What you should do: In the listing below, find every line with the string "value" and pull it out.

########

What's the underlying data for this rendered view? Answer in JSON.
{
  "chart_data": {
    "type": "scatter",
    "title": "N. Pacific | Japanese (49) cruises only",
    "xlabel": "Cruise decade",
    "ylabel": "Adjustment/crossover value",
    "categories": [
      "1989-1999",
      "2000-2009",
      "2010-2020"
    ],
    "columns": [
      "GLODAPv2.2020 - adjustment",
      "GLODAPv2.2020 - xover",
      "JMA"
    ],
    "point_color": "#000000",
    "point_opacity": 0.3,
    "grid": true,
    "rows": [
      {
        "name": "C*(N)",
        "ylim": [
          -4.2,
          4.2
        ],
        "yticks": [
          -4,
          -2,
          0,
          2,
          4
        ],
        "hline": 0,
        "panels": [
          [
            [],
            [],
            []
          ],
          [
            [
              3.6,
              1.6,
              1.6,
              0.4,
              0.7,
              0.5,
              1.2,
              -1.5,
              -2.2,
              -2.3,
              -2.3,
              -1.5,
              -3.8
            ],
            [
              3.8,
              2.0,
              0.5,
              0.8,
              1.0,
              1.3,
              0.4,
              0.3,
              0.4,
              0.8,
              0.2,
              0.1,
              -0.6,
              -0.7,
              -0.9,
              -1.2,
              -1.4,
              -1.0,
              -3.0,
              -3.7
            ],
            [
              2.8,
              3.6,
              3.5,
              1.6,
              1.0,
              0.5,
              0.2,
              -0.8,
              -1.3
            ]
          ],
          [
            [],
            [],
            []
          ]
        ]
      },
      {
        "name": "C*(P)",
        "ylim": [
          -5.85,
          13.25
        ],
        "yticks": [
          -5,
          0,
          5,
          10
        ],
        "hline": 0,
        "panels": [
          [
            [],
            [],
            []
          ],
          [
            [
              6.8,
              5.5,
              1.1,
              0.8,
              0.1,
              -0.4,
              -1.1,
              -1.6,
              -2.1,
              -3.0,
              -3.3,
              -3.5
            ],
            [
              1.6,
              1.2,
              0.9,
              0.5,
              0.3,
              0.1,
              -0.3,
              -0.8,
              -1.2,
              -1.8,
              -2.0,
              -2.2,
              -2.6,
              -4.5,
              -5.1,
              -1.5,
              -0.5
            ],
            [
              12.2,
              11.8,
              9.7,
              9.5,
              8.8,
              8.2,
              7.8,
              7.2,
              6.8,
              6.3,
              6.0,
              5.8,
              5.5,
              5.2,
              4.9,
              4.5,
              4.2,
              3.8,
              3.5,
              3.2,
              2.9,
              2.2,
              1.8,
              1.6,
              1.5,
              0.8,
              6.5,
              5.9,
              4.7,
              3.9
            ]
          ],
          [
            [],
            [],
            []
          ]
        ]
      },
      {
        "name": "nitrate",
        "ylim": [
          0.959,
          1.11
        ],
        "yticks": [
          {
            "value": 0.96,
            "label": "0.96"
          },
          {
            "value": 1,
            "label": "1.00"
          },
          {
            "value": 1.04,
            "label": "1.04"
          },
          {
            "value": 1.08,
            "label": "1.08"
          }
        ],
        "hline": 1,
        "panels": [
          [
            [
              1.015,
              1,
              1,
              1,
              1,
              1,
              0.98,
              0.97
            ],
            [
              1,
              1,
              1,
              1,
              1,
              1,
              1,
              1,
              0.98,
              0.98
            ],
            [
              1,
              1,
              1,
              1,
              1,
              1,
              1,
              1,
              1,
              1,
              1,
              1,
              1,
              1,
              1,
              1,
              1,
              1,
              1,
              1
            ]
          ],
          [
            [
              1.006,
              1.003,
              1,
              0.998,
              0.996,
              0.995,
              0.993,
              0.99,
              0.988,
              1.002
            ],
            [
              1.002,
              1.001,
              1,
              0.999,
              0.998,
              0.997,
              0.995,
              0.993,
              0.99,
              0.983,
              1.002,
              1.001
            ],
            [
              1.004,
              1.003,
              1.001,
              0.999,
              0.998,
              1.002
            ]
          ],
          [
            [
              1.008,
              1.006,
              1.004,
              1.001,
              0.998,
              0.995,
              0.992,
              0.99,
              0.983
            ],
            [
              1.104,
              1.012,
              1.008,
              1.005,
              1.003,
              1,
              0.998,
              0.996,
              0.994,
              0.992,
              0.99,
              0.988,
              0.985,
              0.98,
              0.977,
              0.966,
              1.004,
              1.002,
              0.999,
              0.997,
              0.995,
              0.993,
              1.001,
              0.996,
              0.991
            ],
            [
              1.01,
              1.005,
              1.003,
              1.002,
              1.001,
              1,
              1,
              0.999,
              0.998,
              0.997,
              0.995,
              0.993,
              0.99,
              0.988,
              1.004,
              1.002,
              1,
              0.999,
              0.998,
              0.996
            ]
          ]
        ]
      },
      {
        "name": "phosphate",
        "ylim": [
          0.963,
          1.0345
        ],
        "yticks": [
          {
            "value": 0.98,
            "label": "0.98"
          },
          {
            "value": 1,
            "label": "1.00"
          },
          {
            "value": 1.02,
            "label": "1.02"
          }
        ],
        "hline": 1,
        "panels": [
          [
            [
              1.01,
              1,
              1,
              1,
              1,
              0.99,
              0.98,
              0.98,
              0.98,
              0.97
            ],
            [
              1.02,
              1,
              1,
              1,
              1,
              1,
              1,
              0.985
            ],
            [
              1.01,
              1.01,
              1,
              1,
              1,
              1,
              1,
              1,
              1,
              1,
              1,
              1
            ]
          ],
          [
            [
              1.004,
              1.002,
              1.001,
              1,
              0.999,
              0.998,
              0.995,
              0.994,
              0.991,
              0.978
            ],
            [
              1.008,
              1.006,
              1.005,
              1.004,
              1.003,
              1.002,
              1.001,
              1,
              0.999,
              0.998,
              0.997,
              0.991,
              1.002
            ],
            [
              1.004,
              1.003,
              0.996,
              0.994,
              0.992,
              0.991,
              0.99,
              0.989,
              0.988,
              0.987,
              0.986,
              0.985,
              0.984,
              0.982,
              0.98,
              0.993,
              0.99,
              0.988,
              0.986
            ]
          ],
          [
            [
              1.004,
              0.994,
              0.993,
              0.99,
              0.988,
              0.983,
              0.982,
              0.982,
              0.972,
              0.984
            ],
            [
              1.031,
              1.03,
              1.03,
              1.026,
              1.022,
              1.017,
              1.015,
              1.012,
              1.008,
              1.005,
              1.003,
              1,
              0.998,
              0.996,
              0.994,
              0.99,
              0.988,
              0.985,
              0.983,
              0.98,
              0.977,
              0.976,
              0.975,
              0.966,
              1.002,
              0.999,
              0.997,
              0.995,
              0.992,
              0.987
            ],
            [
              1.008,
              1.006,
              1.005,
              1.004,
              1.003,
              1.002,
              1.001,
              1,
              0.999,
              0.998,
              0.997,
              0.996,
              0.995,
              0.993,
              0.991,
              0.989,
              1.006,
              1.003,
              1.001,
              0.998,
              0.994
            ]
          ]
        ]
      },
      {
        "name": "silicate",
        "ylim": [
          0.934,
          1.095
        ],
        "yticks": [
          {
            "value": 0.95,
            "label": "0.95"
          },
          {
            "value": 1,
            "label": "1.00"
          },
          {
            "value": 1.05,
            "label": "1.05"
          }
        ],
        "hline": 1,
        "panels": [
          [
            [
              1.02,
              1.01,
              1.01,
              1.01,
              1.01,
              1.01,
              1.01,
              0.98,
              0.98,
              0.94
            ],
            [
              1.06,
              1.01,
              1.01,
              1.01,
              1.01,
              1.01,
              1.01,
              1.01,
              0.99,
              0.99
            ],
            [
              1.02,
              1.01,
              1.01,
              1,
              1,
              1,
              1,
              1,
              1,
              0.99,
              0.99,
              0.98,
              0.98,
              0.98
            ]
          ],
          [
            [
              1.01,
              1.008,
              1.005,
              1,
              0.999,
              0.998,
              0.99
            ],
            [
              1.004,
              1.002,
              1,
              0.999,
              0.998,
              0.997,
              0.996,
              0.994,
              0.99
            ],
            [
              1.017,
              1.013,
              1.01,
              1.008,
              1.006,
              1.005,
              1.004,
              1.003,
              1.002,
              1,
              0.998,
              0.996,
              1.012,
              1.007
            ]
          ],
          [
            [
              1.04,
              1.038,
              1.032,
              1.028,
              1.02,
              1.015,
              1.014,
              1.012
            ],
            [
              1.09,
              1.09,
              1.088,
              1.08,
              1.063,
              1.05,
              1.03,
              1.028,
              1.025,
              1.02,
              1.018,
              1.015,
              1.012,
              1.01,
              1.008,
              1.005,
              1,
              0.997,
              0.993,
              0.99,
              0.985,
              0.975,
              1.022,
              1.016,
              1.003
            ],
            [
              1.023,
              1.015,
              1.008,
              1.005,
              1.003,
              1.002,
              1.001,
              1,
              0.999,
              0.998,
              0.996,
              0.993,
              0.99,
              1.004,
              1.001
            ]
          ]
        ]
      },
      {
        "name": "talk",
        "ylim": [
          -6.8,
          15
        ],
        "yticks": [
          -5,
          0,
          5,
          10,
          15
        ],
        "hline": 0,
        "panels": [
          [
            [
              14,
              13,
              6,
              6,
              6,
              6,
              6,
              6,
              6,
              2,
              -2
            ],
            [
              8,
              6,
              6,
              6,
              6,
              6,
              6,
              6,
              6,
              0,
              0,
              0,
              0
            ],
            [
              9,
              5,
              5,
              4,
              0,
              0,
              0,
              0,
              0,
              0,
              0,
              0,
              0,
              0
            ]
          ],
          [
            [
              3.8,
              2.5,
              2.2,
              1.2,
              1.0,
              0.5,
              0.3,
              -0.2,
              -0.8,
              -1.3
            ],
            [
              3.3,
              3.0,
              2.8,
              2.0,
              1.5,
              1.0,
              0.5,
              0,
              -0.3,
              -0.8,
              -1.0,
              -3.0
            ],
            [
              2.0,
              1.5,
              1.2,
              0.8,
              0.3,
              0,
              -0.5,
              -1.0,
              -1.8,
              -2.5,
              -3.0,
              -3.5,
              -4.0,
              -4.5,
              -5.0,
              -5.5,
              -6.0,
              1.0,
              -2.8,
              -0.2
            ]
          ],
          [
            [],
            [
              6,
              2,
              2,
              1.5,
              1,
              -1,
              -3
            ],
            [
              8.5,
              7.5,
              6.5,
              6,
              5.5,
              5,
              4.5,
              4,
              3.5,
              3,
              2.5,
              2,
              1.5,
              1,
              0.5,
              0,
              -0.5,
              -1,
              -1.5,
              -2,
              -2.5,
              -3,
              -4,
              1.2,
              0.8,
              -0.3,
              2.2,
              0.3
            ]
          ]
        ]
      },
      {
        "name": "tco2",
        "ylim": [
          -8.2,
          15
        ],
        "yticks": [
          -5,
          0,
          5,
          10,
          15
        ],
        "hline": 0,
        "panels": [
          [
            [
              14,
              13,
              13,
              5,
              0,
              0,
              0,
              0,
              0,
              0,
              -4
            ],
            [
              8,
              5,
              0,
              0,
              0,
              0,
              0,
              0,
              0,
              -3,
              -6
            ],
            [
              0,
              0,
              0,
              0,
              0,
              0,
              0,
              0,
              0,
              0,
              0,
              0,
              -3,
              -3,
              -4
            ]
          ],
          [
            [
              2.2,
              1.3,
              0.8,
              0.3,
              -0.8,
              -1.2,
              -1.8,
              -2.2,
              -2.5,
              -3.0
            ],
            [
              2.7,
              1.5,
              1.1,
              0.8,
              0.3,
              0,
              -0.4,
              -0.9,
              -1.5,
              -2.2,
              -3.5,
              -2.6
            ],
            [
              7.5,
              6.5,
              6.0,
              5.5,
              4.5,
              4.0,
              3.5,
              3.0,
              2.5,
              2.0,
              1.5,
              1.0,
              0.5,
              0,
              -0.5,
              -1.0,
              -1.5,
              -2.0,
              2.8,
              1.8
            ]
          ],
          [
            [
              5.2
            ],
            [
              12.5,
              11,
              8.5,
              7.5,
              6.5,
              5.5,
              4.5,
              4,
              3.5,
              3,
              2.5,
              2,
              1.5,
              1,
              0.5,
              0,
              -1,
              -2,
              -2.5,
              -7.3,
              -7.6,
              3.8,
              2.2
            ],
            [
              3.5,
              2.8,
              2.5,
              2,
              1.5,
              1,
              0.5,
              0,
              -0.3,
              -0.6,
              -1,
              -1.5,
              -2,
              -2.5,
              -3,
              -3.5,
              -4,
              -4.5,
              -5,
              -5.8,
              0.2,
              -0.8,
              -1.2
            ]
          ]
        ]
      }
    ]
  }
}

########

Written answer:
    "ylabel": "Adjustment/crossover value",
            "value": 0.96,
            "value": 1,
            "value": 1.04,
            "value": 1.08,
            "value": 0.98,
            "value": 1,
            "value": 1.02,
            "value": 0.95,
            "value": 1,
            "value": 1.05,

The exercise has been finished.